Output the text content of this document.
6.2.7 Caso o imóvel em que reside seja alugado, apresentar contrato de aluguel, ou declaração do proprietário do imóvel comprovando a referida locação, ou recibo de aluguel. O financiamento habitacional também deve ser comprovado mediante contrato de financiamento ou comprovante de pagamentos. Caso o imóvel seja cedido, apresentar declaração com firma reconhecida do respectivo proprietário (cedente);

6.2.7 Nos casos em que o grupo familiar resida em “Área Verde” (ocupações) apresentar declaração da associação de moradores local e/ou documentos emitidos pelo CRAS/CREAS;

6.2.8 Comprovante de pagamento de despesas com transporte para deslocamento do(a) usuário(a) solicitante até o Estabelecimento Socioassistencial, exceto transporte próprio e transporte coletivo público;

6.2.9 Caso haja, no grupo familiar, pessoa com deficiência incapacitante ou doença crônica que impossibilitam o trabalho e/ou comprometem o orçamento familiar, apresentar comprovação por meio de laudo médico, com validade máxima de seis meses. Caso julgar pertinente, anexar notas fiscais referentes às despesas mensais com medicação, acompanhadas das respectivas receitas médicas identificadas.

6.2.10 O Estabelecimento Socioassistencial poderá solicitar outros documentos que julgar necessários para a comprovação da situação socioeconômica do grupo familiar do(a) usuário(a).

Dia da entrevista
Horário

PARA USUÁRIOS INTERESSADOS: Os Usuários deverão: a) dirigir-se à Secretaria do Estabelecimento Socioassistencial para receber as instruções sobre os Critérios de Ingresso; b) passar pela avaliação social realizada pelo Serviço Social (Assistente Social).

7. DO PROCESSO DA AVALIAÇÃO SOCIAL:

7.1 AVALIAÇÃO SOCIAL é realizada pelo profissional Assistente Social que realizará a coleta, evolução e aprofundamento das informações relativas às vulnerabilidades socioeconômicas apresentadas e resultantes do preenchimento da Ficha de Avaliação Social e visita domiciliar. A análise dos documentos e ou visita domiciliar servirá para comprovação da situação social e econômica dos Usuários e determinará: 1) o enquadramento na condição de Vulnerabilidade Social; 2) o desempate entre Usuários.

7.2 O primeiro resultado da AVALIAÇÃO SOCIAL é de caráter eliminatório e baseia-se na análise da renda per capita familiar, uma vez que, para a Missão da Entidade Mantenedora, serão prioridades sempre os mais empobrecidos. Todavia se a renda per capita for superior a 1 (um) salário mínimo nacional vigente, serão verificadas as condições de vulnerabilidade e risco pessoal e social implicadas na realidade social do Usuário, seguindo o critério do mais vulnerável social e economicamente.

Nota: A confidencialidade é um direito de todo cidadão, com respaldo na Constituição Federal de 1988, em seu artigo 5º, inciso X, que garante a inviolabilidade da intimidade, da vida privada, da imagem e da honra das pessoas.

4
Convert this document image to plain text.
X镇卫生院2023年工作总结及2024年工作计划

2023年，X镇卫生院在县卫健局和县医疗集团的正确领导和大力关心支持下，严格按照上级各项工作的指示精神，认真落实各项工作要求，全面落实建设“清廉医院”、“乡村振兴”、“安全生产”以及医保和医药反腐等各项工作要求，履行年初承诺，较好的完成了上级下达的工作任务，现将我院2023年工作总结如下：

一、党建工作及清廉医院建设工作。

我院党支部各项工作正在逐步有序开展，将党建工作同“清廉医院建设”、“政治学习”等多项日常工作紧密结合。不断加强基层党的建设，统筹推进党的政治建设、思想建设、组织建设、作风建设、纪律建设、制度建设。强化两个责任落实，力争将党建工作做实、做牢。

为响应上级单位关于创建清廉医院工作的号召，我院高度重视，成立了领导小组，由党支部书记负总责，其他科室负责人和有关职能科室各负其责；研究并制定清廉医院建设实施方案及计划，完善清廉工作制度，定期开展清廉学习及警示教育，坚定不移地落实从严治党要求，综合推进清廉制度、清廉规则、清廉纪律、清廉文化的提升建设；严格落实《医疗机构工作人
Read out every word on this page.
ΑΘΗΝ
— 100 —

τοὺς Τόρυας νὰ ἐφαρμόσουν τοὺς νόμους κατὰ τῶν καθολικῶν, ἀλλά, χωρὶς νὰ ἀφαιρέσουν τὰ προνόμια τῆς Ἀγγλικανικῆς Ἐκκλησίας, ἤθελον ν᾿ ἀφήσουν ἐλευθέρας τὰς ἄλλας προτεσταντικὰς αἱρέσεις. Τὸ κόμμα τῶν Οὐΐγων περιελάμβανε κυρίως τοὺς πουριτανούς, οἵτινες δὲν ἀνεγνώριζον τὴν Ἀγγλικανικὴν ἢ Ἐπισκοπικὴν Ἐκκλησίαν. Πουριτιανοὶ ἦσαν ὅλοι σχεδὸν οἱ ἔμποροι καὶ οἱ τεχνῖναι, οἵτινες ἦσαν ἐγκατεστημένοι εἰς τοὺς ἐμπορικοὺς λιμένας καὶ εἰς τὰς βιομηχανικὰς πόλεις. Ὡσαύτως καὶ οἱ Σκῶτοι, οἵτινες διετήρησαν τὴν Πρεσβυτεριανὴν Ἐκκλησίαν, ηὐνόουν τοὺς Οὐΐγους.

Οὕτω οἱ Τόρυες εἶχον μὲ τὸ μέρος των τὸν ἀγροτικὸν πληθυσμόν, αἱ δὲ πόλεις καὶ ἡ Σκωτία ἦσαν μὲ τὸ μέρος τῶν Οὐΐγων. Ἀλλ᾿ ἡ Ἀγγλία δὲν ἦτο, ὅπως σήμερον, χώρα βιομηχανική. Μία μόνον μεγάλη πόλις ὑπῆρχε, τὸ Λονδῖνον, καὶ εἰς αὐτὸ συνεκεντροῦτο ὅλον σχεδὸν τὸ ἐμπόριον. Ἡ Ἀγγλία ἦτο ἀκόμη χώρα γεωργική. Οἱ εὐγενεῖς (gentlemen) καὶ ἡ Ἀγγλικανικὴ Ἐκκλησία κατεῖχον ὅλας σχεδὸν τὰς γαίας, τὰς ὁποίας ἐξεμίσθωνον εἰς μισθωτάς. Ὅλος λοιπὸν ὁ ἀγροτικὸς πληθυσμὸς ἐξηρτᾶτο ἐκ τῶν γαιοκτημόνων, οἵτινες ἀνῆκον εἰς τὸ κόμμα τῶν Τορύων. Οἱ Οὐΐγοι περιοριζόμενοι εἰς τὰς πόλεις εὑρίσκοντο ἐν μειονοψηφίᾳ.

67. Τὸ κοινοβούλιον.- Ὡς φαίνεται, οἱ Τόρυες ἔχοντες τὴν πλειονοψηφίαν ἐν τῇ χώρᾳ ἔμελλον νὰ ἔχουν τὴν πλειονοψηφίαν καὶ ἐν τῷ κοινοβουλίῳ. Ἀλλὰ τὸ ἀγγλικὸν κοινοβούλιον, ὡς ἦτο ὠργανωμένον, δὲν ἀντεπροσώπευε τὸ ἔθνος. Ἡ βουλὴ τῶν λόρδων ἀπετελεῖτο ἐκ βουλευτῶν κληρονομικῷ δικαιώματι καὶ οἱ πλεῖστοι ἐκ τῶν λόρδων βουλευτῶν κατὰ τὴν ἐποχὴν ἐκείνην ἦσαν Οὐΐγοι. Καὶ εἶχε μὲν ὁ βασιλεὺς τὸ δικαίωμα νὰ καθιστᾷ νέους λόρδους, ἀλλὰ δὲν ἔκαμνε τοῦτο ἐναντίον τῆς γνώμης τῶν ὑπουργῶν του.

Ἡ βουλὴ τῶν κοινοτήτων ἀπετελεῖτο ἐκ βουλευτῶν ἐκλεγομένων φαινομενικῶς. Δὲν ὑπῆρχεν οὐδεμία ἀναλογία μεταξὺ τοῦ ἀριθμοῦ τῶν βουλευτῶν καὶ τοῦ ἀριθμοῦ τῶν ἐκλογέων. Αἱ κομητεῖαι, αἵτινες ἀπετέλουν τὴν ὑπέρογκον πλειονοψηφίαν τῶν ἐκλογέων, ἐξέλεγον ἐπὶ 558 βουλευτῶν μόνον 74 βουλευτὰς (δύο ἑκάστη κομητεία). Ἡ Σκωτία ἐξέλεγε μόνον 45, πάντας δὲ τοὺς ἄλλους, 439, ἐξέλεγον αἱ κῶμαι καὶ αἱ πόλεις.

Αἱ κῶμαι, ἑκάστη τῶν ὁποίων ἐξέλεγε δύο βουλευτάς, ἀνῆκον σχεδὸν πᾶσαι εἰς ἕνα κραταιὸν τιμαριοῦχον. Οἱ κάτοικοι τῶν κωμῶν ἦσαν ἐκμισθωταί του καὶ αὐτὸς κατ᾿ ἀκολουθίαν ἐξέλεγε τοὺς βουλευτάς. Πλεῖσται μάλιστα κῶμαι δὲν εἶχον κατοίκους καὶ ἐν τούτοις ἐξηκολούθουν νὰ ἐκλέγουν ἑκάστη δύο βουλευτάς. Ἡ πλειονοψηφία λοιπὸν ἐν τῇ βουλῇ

****************************************

■ **Exercise**: Using the material above, count the lines containing the word "text". Reply with the number alone.

■ **Written solution**: 2